> [THE TASK] Please give back each entry below unaltered, leaving the pictures out.

> [SOURCE DATA]
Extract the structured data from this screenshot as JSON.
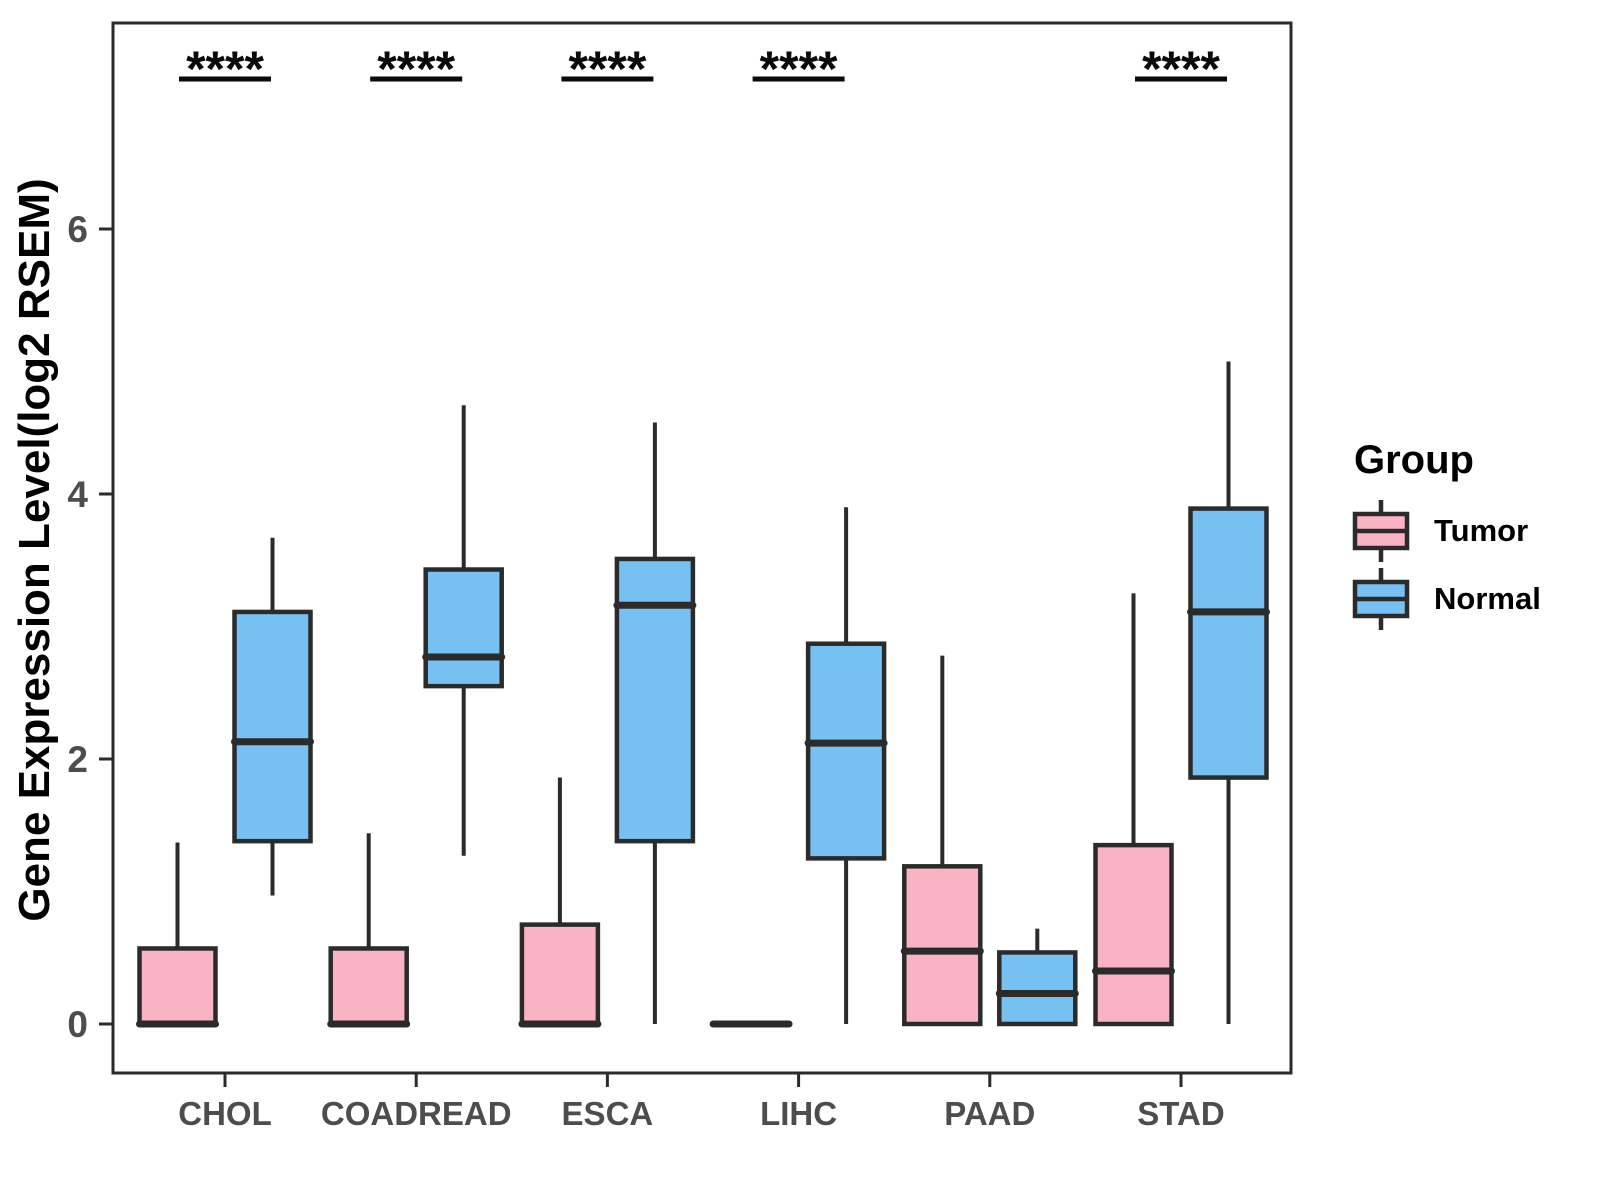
{
  "chart_data": {
    "type": "boxplot",
    "title": "",
    "ylabel": "Gene Expression Level(log2 RSEM)",
    "xlabel": "",
    "yticks": [
      0,
      2,
      4,
      6
    ],
    "ylim": [
      -0.36,
      7.55
    ],
    "grid": false,
    "legend_position": "right",
    "categories": [
      "CHOL",
      "COADREAD",
      "ESCA",
      "LIHC",
      "PAAD",
      "STAD"
    ],
    "significance": {
      "symbol": "****",
      "flags": [
        true,
        true,
        true,
        true,
        false,
        true
      ]
    },
    "legend": {
      "title": "Group"
    },
    "series": [
      {
        "name": "Tumor",
        "color": "#FAB3C2",
        "boxes": [
          {
            "low": 0,
            "q1": 0,
            "median": 0,
            "q3": 0.57,
            "high": 1.37
          },
          {
            "low": 0,
            "q1": 0,
            "median": 0,
            "q3": 0.57,
            "high": 1.44
          },
          {
            "low": 0,
            "q1": 0,
            "median": 0,
            "q3": 0.75,
            "high": 1.86
          },
          {
            "low": 0,
            "q1": 0,
            "median": 0,
            "q3": 0,
            "high": 0
          },
          {
            "low": 0,
            "q1": 0,
            "median": 0.55,
            "q3": 1.19,
            "high": 2.78
          },
          {
            "low": 0,
            "q1": 0,
            "median": 0.4,
            "q3": 1.35,
            "high": 3.25
          }
        ]
      },
      {
        "name": "Normal",
        "color": "#76C1F2",
        "boxes": [
          {
            "low": 0.97,
            "q1": 1.38,
            "median": 2.13,
            "q3": 3.11,
            "high": 3.67
          },
          {
            "low": 1.27,
            "q1": 2.55,
            "median": 2.77,
            "q3": 3.43,
            "high": 4.67
          },
          {
            "low": 0,
            "q1": 1.38,
            "median": 3.16,
            "q3": 3.51,
            "high": 4.54
          },
          {
            "low": 0,
            "q1": 1.25,
            "median": 2.12,
            "q3": 2.87,
            "high": 3.9
          },
          {
            "low": 0,
            "q1": 0,
            "median": 0.23,
            "q3": 0.54,
            "high": 0.72
          },
          {
            "low": 0,
            "q1": 1.86,
            "median": 3.11,
            "q3": 3.89,
            "high": 5.0
          }
        ]
      }
    ]
  }
}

> [WRITTEN SOLUTION]
Extract the structured data from this screenshot as JSON.
{
  "chart_data": {
    "type": "boxplot",
    "title": "",
    "ylabel": "Gene Expression Level(log2 RSEM)",
    "xlabel": "",
    "yticks": [
      0,
      2,
      4,
      6
    ],
    "ylim": [
      -0.36,
      7.55
    ],
    "grid": false,
    "legend_position": "right",
    "categories": [
      "CHOL",
      "COADREAD",
      "ESCA",
      "LIHC",
      "PAAD",
      "STAD"
    ],
    "significance": {
      "symbol": "****",
      "flags": [
        true,
        true,
        true,
        true,
        false,
        true
      ]
    },
    "legend": {
      "title": "Group"
    },
    "series": [
      {
        "name": "Tumor",
        "color": "#FAB3C2",
        "boxes": [
          {
            "low": 0,
            "q1": 0,
            "median": 0,
            "q3": 0.57,
            "high": 1.37
          },
          {
            "low": 0,
            "q1": 0,
            "median": 0,
            "q3": 0.57,
            "high": 1.44
          },
          {
            "low": 0,
            "q1": 0,
            "median": 0,
            "q3": 0.75,
            "high": 1.86
          },
          {
            "low": 0,
            "q1": 0,
            "median": 0,
            "q3": 0,
            "high": 0
          },
          {
            "low": 0,
            "q1": 0,
            "median": 0.55,
            "q3": 1.19,
            "high": 2.78
          },
          {
            "low": 0,
            "q1": 0,
            "median": 0.4,
            "q3": 1.35,
            "high": 3.25
          }
        ]
      },
      {
        "name": "Normal",
        "color": "#76C1F2",
        "boxes": [
          {
            "low": 0.97,
            "q1": 1.38,
            "median": 2.13,
            "q3": 3.11,
            "high": 3.67
          },
          {
            "low": 1.27,
            "q1": 2.55,
            "median": 2.77,
            "q3": 3.43,
            "high": 4.67
          },
          {
            "low": 0,
            "q1": 1.38,
            "median": 3.16,
            "q3": 3.51,
            "high": 4.54
          },
          {
            "low": 0,
            "q1": 1.25,
            "median": 2.12,
            "q3": 2.87,
            "high": 3.9
          },
          {
            "low": 0,
            "q1": 0,
            "median": 0.23,
            "q3": 0.54,
            "high": 0.72
          },
          {
            "low": 0,
            "q1": 1.86,
            "median": 3.11,
            "q3": 3.89,
            "high": 5.0
          }
        ]
      }
    ]
  }
}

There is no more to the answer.